(Entries taken from a collection)
┄┄┄┄┄┄┄┄┄┄

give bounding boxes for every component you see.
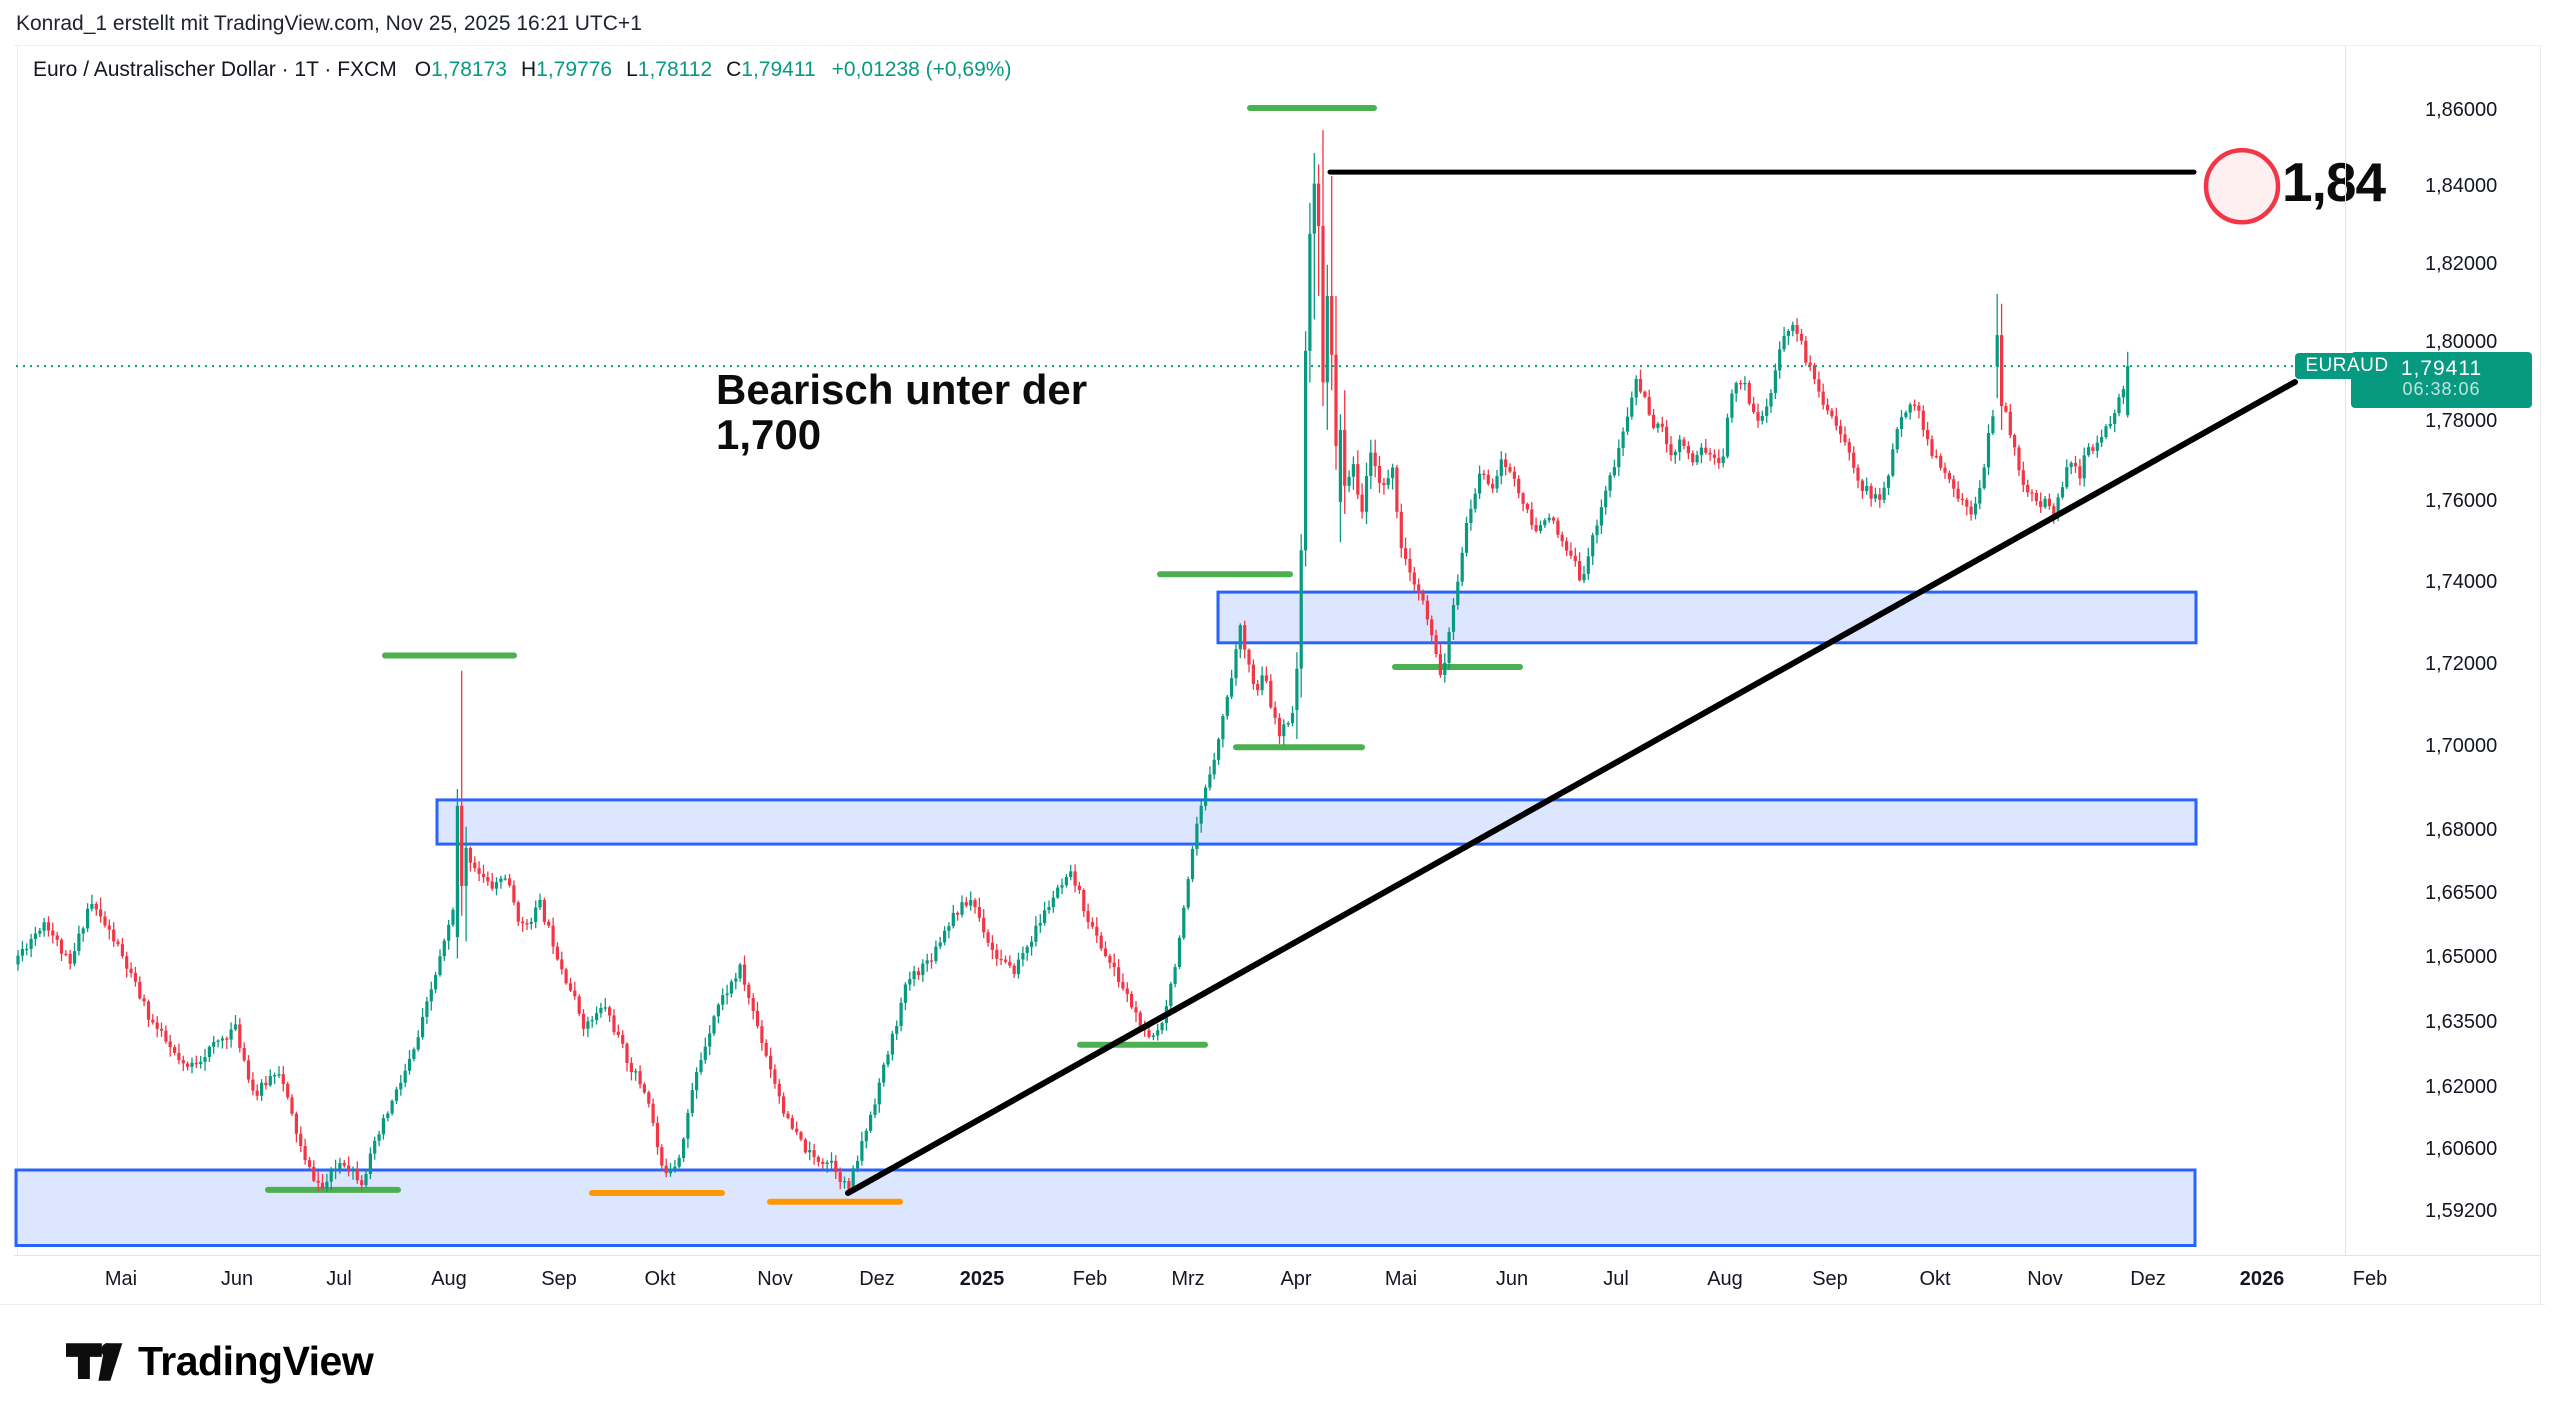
time-tick-2025: 2025 [959,1268,1005,1290]
chart-frame-right-border [2540,45,2541,1305]
time-tick-Okt: Okt [644,1268,676,1290]
time-tick-Sep: Sep [541,1268,577,1290]
tradingview-logo-text: TradingView [138,1338,374,1384]
symbol-legend[interactable]: Euro / Australischer Dollar · 1T · FXCM O… [33,58,1011,82]
time-axis-separator [14,1255,2541,1256]
candlestick-series [16,130,2130,1196]
price-tick-1,60600: 1,60600 [2425,1137,2498,1160]
ohlc-high: H1,79776 [520,58,613,81]
chart-frame-bottom-border [0,1304,2545,1305]
time-tick-Mai: Mai [104,1268,138,1290]
support-zone-upper[interactable] [1216,590,2198,645]
time-tick-Aug: Aug [1707,1268,1743,1290]
price-tick-1,76000: 1,76000 [2425,489,2498,512]
price-tick-1,74000: 1,74000 [2425,570,2498,593]
price-tick-1,63500: 1,63500 [2425,1011,2498,1034]
chart-frame-top-border [14,45,2542,46]
ohlc-low: L1,78112 [626,58,713,81]
ohlc-close: C1,79411 [726,58,816,81]
time-tick-Jun: Jun [220,1268,254,1290]
ascending-trendline[interactable] [845,379,2298,1196]
time-tick-Nov: Nov [2027,1268,2063,1290]
attribution-text: Konrad_1 erstellt mit TradingView.com, N… [16,12,642,35]
price-tick-1,72000: 1,72000 [2425,652,2498,675]
price-tick-1,62000: 1,62000 [2425,1076,2498,1099]
symbol-price-badge: EURAUD [2295,353,2399,380]
price-tick-1,86000: 1,86000 [2425,99,2498,121]
price-tick-1,70000: 1,70000 [2425,735,2498,758]
price-tick-1,65000: 1,65000 [2425,946,2498,969]
support-zone-middle[interactable] [435,798,2198,846]
time-tick-Feb: Feb [2352,1268,2388,1290]
price-tick-1,68000: 1,68000 [2425,819,2498,841]
last-price-value: 1,79411 [2400,357,2483,381]
time-tick-2026: 2026 [2239,1268,2285,1290]
time-tick-Okt: Okt [1919,1268,1951,1290]
support-zone-lower[interactable] [14,1168,2197,1247]
price-tick-1,66500: 1,66500 [2425,882,2498,905]
last-price-box: 1,79411 06:38:06 [2351,352,2532,409]
price-tick-1,59200: 1,59200 [2425,1199,2498,1222]
price-tick-1,82000: 1,82000 [2425,252,2498,275]
analysis-note-drawing[interactable]: Bearisch unter der 1,700 [716,366,1088,458]
time-tick-Jul: Jul [326,1268,352,1290]
time-tick-Mrz: Mrz [1171,1268,1205,1290]
circle-marker-1-84[interactable] [2203,148,2281,225]
time-axis[interactable]: Mai Jun Jul Aug Sep Okt Nov Dez 2025 Feb Mrz Apr Mai… [0,1262,2560,1302]
time-tick-Sep: Sep [1812,1268,1848,1290]
price-tick-1,80000: 1,80000 [2425,330,2498,353]
price-axis-separator [2345,45,2346,1255]
ohlc-open: O1,78173 [414,58,507,81]
tradingview-logo-icon [66,1342,123,1381]
time-tick-Feb: Feb [1072,1268,1108,1290]
footer-branding[interactable]: TradingView [66,1338,374,1385]
time-tick-Mai: Mai [1384,1268,1418,1290]
price-tick-1,78000: 1,78000 [2425,409,2498,432]
time-tick-Dez: Dez [859,1268,895,1290]
price-tick-1,84000: 1,84000 [2425,175,2498,198]
bar-countdown: 06:38:06 [2402,379,2481,400]
time-tick-Aug: Aug [431,1268,467,1290]
level-1-84-label[interactable]: 1,84 [2282,151,2386,213]
time-tick-Jul: Jul [1603,1268,1629,1290]
time-tick-Nov: Nov [757,1268,793,1290]
time-tick-Jun: Jun [1495,1268,1529,1290]
analysis-note-line1: Bearisch unter der [716,366,1088,413]
symbol-title: Euro / Australischer Dollar · 1T · FXCM [33,58,397,81]
chart-frame-left-border [17,45,18,1255]
analysis-note-line2: 1,700 [716,410,822,458]
price-axis[interactable]: 1,79411 06:38:06 1,86000 1,84000 1,82000 1,… [2345,45,2560,1255]
price-change: +0,01238 (+0,69%) [831,58,1012,81]
time-tick-Apr: Apr [1280,1268,1312,1290]
time-tick-Dez: Dez [2130,1268,2166,1290]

┄┄┄┄┄┄┄┄┄┄

Rewrite every line of the records above as a numbered list, skipping any blank lines and leaving out the pictures.

1. give bounding boxes for every component you see.
2. time-tick-2025: 2025 [959,1268,1005,1290]
3. chart-frame-right-border [2540,45,2541,1305]
4. time-tick-Okt: Okt [644,1268,676,1290]
5. time-tick-Sep: Sep [541,1268,577,1290]
6. tradingview-logo-text: TradingView [138,1338,374,1384]
7. symbol-legend[interactable]: Euro / Australischer Dollar · 1T · FXCM O… [33,58,1011,82]
8. time-axis-separator [14,1255,2541,1256]
9. candlestick-series [16,130,2130,1196]
10. price-tick-1,60600: 1,60600 [2425,1137,2498,1160]
11. ohlc-high: H1,79776 [520,58,613,81]
12. chart-frame-bottom-border [0,1304,2545,1305]
13. time-tick-Mai: Mai [104,1268,138,1290]
14. support-zone-upper[interactable] [1216,590,2198,645]
15. time-tick-Aug: Aug [1707,1268,1743,1290]
16. price-tick-1,76000: 1,76000 [2425,489,2498,512]
17. price-tick-1,74000: 1,74000 [2425,570,2498,593]
18. price-tick-1,63500: 1,63500 [2425,1011,2498,1034]
19. chart-frame-top-border [14,45,2542,46]
20. ohlc-low: L1,78112 [626,58,713,81]
21. ohlc-close: C1,79411 [726,58,816,81]
22. time-tick-Jun: Jun [220,1268,254,1290]
23. ascending-trendline[interactable] [845,379,2298,1196]
24. time-tick-Nov: Nov [2027,1268,2063,1290]
25. attribution-text: Konrad_1 erstellt mit TradingView.com, N… [16,12,642,35]
26. price-tick-1,72000: 1,72000 [2425,652,2498,675]
27. price-tick-1,62000: 1,62000 [2425,1076,2498,1099]
28. symbol-price-badge: EURAUD [2295,353,2399,380]
29. price-tick-1,86000: 1,86000 [2425,99,2498,121]
30. price-tick-1,70000: 1,70000 [2425,735,2498,758]
31. price-tick-1,65000: 1,65000 [2425,946,2498,969]
32. support-zone-middle[interactable] [435,798,2198,846]
33. time-tick-Feb: Feb [2352,1268,2388,1290]
34. price-tick-1,68000: 1,68000 [2425,819,2498,841]
35. last-price-value: 1,79411 [2400,357,2483,381]
36. time-tick-2026: 2026 [2239,1268,2285,1290]
37. time-tick-Okt: Okt [1919,1268,1951,1290]
38. support-zone-lower[interactable] [14,1168,2197,1247]
39. price-tick-1,66500: 1,66500 [2425,882,2498,905]
40. last-price-box: 1,79411 06:38:06 [2351,352,2532,409]
41. price-tick-1,59200: 1,59200 [2425,1199,2498,1222]
42. price-tick-1,82000: 1,82000 [2425,252,2498,275]
43. analysis-note-drawing[interactable]: Bearisch unter der 1,700 [716,366,1088,458]
44. time-tick-Jul: Jul [326,1268,352,1290]
45. time-tick-Mrz: Mrz [1171,1268,1205,1290]
46. circle-marker-1-84[interactable] [2203,148,2281,225]
47. time-axis[interactable]: Mai Jun Jul Aug Sep Okt Nov Dez 2025 Feb Mrz Apr Mai… [0,1262,2560,1302]
48. time-tick-Sep: Sep [1812,1268,1848,1290]
49. price-tick-1,80000: 1,80000 [2425,330,2498,353]
50. price-axis-separator [2345,45,2346,1255]
51. ohlc-open: O1,78173 [414,58,507,81]
52. tradingview-logo-icon [66,1342,123,1381]
53. time-tick-Feb: Feb [1072,1268,1108,1290]
54. footer-branding[interactable]: TradingView [66,1338,374,1385]
55. time-tick-Mai: Mai [1384,1268,1418,1290]
56. price-tick-1,78000: 1,78000 [2425,409,2498,432]
57. time-tick-Dez: Dez [859,1268,895,1290]
58. price-tick-1,84000: 1,84000 [2425,175,2498,198]
59. bar-countdown: 06:38:06 [2402,379,2481,400]
60. time-tick-Aug: Aug [431,1268,467,1290]
61. level-1-84-label[interactable]: 1,84 [2282,151,2386,213]
62. time-tick-Jul: Jul [1603,1268,1629,1290]
63. time-tick-Nov: Nov [757,1268,793,1290]
64. time-tick-Jun: Jun [1495,1268,1529,1290]
65. analysis-note-line1: Bearisch unter der [716,366,1088,413]
66. symbol-title: Euro / Australischer Dollar · 1T · FXCM [33,58,397,81]
67. chart-frame-left-border [17,45,18,1255]
68. analysis-note-line2: 1,700 [716,410,822,458]
69. price-axis[interactable]: 1,79411 06:38:06 1,86000 1,84000 1,82000 1,… [2345,45,2560,1255]
70. price-change: +0,01238 (+0,69%) [831,58,1012,81]
71. time-tick-Apr: Apr [1280,1268,1312,1290]
72. time-tick-Dez: Dez [2130,1268,2166,1290]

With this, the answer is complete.